WRITTEN PROBLEM
Extract every line that contains the string "screenshot".

>> START

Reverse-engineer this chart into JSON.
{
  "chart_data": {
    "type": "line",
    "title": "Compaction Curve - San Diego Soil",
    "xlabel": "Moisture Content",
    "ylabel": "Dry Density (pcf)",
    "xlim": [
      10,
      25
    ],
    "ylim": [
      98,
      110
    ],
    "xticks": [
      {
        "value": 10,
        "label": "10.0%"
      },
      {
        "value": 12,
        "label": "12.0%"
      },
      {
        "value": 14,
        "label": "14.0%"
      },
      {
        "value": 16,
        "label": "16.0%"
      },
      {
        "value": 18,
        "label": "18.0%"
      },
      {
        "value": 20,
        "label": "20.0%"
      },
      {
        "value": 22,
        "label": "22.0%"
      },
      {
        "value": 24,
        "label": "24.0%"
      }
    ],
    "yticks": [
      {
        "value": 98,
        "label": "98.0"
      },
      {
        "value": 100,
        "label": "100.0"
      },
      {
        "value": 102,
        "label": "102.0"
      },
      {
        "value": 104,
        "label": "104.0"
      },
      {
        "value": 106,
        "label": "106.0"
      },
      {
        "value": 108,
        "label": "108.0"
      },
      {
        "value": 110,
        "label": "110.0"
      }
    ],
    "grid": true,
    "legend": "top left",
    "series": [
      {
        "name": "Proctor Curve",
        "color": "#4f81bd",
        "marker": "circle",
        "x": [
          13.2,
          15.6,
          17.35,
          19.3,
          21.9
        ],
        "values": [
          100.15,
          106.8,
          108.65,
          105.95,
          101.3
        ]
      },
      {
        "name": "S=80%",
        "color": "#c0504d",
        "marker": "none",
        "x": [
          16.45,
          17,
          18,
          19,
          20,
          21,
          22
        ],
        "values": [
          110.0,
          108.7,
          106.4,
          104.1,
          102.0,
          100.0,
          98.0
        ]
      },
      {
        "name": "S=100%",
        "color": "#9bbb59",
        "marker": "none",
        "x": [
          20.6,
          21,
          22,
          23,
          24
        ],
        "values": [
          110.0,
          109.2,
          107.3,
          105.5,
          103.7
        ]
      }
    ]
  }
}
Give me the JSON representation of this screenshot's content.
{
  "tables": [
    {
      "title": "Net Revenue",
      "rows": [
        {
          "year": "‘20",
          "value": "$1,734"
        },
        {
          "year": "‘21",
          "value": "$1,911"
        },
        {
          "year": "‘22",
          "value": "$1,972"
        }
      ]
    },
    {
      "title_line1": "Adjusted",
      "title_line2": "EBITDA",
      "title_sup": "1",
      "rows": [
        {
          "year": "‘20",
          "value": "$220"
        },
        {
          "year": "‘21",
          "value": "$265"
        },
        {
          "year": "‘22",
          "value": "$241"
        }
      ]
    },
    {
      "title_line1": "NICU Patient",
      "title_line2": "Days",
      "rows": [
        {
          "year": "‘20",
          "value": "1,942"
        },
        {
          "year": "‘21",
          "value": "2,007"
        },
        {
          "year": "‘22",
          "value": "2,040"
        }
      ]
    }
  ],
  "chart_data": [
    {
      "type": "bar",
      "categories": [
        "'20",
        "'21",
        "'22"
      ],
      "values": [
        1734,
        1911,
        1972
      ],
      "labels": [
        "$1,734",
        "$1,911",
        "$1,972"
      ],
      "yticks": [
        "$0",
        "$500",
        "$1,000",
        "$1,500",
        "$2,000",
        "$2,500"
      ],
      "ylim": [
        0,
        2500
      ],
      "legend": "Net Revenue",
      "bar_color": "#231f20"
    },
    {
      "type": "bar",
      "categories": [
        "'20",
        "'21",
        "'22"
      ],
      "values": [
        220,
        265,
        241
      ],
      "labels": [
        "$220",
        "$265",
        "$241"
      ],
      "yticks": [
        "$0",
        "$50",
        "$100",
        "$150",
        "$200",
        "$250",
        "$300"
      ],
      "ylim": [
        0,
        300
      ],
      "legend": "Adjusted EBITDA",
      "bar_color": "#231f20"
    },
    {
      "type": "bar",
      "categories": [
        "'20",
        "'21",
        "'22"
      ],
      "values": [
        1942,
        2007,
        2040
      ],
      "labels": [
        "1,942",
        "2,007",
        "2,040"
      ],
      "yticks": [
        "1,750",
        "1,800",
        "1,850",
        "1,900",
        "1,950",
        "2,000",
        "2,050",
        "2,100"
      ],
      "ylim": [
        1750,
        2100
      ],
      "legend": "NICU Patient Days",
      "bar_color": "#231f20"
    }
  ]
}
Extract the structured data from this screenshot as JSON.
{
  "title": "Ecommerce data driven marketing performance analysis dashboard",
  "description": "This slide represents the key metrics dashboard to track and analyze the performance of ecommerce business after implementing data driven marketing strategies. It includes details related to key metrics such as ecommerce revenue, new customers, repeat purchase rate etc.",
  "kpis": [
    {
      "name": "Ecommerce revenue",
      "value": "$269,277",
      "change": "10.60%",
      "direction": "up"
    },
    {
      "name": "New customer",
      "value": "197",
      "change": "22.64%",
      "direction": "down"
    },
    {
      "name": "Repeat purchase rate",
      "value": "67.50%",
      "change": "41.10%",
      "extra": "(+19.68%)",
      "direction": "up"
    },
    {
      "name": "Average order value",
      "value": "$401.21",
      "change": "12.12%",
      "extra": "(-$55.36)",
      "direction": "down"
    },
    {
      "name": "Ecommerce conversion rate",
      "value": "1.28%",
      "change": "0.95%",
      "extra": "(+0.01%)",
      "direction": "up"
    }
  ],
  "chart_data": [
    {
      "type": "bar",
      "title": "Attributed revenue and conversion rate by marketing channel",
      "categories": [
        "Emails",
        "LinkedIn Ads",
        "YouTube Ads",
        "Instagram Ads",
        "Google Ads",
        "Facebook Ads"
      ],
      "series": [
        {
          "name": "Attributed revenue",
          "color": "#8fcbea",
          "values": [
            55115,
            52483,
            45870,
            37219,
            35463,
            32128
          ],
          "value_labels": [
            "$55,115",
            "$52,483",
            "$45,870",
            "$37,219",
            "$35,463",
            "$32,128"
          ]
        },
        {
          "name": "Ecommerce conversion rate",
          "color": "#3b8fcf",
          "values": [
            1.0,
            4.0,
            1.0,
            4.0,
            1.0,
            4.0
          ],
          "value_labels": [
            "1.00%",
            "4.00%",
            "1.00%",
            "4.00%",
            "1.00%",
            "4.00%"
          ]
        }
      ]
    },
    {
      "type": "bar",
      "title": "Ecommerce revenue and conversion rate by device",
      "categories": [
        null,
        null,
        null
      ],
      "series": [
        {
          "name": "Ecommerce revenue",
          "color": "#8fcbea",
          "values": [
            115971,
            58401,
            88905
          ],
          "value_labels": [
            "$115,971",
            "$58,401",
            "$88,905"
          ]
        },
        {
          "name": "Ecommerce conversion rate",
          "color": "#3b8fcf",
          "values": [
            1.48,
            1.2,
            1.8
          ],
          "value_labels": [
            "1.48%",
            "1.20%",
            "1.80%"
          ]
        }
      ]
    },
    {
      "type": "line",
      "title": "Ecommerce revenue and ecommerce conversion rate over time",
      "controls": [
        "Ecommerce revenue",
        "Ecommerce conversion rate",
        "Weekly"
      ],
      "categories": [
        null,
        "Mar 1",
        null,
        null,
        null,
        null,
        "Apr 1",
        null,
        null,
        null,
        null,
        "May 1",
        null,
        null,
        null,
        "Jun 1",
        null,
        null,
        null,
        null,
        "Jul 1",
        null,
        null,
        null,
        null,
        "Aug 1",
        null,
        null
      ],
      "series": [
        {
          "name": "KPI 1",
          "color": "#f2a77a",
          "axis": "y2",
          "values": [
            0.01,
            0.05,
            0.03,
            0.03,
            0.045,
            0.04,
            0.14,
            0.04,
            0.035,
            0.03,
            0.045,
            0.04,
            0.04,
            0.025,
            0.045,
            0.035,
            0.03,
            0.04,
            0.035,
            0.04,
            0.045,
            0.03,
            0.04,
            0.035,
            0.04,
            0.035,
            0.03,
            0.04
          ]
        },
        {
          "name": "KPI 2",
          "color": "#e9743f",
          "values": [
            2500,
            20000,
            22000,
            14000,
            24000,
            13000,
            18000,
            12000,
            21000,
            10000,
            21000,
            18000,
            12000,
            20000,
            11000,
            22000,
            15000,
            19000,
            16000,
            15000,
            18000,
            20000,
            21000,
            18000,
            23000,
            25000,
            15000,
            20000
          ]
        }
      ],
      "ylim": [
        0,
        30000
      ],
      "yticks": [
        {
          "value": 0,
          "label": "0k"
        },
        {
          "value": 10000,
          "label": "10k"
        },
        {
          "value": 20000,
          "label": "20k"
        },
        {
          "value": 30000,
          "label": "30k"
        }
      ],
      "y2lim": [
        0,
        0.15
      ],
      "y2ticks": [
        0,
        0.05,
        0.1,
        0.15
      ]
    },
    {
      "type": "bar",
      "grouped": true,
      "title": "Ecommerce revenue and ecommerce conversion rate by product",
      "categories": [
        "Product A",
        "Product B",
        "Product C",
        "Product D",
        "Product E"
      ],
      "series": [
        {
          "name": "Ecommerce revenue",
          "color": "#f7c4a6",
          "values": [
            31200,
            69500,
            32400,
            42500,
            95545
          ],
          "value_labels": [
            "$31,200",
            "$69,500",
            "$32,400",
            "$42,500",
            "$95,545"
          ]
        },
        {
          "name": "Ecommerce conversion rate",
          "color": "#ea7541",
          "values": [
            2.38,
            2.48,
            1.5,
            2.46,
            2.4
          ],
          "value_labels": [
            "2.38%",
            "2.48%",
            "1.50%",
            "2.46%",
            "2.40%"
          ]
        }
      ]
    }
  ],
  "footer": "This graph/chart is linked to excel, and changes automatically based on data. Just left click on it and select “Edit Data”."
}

>> END

FULL RESPONSE
Give me the JSON representation of this screenshot's content.
Extract the structured data from this screenshot as JSON.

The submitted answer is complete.